- [Exercise instructions] Omit the pictures, please, and give each record below again exactly.

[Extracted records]
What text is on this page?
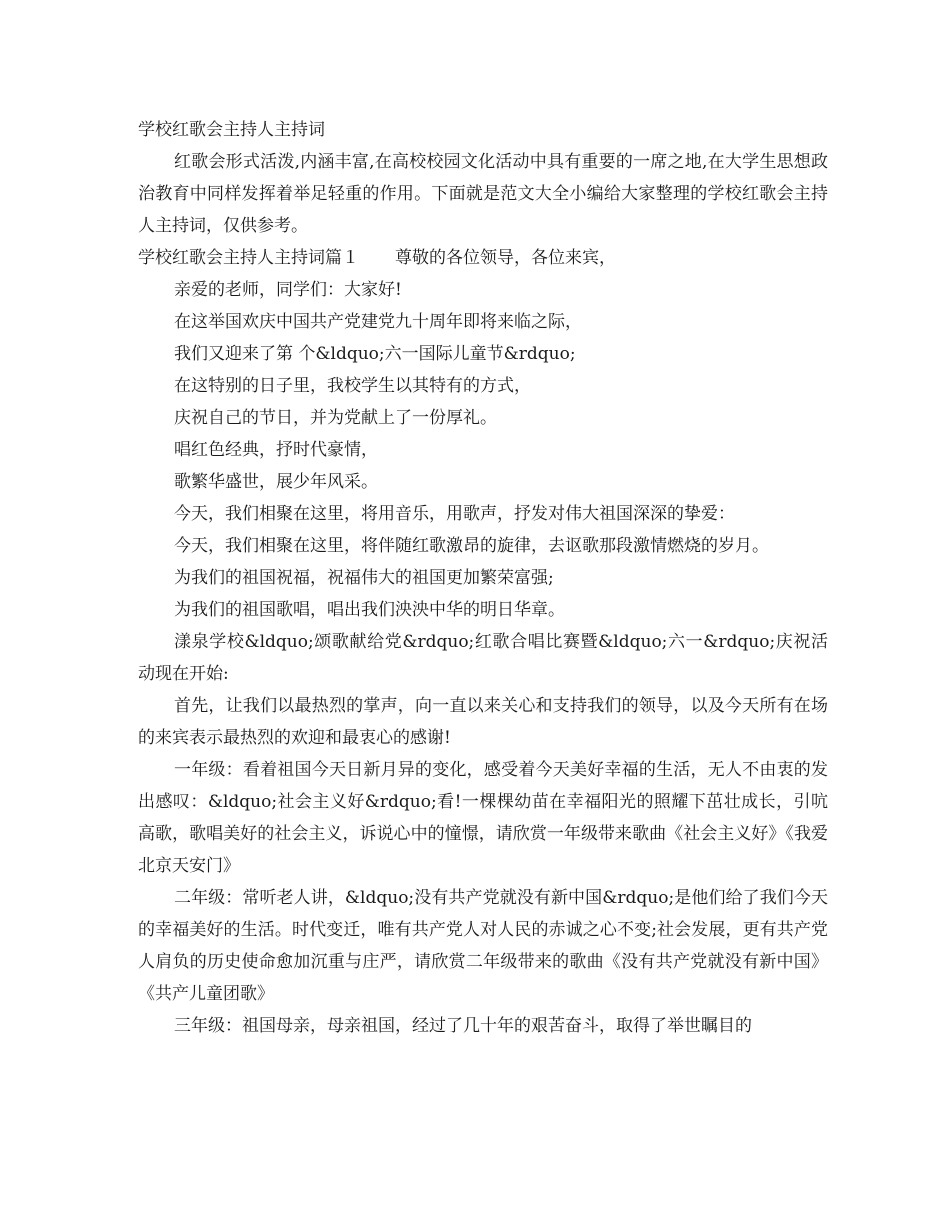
学校红歌会主持人主持词
红歌会形式活泼,内涵丰富,在高校校园文化活动中具有重要的一席之地,在大学生思想政治教育中同样发挥着举足轻重的作用。下面就是范文大全小编给大家整理的学校红歌会主持人主持词，仅供参考。
学校红歌会主持人主持词篇１ 尊敬的各位领导，各位来宾，
亲爱的老师，同学们：大家好!
在这举国欢庆中国共产党建党九十周年即将来临之际，
我们又迎来了第 个&ldquo;六一国际儿童节&rdquo;
在这特别的日子里，我校学生以其特有的方式，
庆祝自己的节日，并为党献上了一份厚礼。
唱红色经典，抒时代豪情，
歌繁华盛世，展少年风采。
今天，我们相聚在这里，将用音乐，用歌声，抒发对伟大祖国深深的挚爱：
今天，我们相聚在这里，将伴随红歌激昂的旋律，去讴歌那段激情燃烧的岁月。
为我们的祖国祝福，祝福伟大的祖国更加繁荣富强;
为我们的祖国歌唱，唱出我们泱泱中华的明日华章。
漾泉学校&ldquo;颂歌献给党&rdquo;红歌合唱比赛暨&ldquo;六一&rdquo;庆祝活动现在开始:
首先，让我们以最热烈的掌声，向一直以来关心和支持我们的领导，以及今天所有在场的来宾表示最热烈的欢迎和最衷心的感谢!
一年级：看着祖国今天日新月异的变化，感受着今天美好幸福的生活，无人不由衷的发出感叹：&ldquo;社会主义好&rdquo;看!一棵棵幼苗在幸福阳光的照耀下茁壮成长，引吭高歌，歌唱美好的社会主义，诉说心中的憧憬，请欣赏一年级带来歌曲《社会主义好》《我爱北京天安门》
二年级：常听老人讲，&ldquo;没有共产党就没有新中国&rdquo;是他们给了我们今天的幸福美好的生活。时代变迁，唯有共产党人对人民的赤诚之心不变;社会发展，更有共产党人肩负的历史使命愈加沉重与庄严，请欣赏二年级带来的歌曲《没有共产党就没有新中国》《共产儿童团歌》
三年级：祖国母亲，母亲祖国，经过了几十年的艰苦奋斗，取得了举世瞩目的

- [The answer]
What text is on this page?
学校红歌会主持人主持词
红歌会形式活泼,内涵丰富,在高校校园文化活动中具有重要的一席之地,在大学生思想政治教育中同样发挥着举足轻重的作用。下面就是范文大全小编给大家整理的学校红歌会主持人主持词，仅供参考。
学校红歌会主持人主持词篇１ 尊敬的各位领导，各位来宾，
亲爱的老师，同学们：大家好!
在这举国欢庆中国共产党建党九十周年即将来临之际，
我们又迎来了第 个&ldquo;六一国际儿童节&rdquo;
在这特别的日子里，我校学生以其特有的方式，
庆祝自己的节日，并为党献上了一份厚礼。
唱红色经典，抒时代豪情，
歌繁华盛世，展少年风采。
今天，我们相聚在这里，将用音乐，用歌声，抒发对伟大祖国深深的挚爱：
今天，我们相聚在这里，将伴随红歌激昂的旋律，去讴歌那段激情燃烧的岁月。
为我们的祖国祝福，祝福伟大的祖国更加繁荣富强;
为我们的祖国歌唱，唱出我们泱泱中华的明日华章。
漾泉学校&ldquo;颂歌献给党&rdquo;红歌合唱比赛暨&ldquo;六一&rdquo;庆祝活动现在开始:
首先，让我们以最热烈的掌声，向一直以来关心和支持我们的领导，以及今天所有在场的来宾表示最热烈的欢迎和最衷心的感谢!
一年级：看着祖国今天日新月异的变化，感受着今天美好幸福的生活，无人不由衷的发出感叹：&ldquo;社会主义好&rdquo;看!一棵棵幼苗在幸福阳光的照耀下茁壮成长，引吭高歌，歌唱美好的社会主义，诉说心中的憧憬，请欣赏一年级带来歌曲《社会主义好》《我爱北京天安门》
二年级：常听老人讲，&ldquo;没有共产党就没有新中国&rdquo;是他们给了我们今天的幸福美好的生活。时代变迁，唯有共产党人对人民的赤诚之心不变;社会发展，更有共产党人肩负的历史使命愈加沉重与庄严，请欣赏二年级带来的歌曲《没有共产党就没有新中国》《共产儿童团歌》
三年级：祖国母亲，母亲祖国，经过了几十年的艰苦奋斗，取得了举世瞩目的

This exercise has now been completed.